● **Required task**
Count the lines in the records below that contain the word "name", and reply with only that number.

● **Material for this exercise**
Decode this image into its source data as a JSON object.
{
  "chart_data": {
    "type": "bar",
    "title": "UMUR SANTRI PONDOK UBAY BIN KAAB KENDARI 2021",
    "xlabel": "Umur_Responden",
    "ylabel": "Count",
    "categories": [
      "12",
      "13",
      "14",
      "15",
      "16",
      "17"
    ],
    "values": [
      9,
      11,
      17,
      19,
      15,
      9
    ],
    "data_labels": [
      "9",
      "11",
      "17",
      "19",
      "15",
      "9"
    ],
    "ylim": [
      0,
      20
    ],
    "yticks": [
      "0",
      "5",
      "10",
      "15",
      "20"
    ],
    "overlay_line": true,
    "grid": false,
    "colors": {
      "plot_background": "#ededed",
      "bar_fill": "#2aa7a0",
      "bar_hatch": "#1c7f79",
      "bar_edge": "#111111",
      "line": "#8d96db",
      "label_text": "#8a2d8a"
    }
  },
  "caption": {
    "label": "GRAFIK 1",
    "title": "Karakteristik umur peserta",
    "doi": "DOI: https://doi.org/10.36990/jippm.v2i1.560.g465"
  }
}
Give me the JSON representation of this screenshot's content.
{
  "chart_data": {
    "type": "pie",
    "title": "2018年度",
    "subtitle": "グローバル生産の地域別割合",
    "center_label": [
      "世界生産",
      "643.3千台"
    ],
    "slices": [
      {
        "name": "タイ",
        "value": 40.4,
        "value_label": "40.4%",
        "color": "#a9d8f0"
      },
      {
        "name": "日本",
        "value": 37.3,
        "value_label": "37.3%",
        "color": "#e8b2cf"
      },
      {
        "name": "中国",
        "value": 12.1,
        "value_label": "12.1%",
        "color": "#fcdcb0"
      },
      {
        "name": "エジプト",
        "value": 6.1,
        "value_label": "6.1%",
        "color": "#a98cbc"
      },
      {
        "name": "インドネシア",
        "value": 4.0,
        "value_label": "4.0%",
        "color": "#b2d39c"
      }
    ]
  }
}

● **Written answer**
5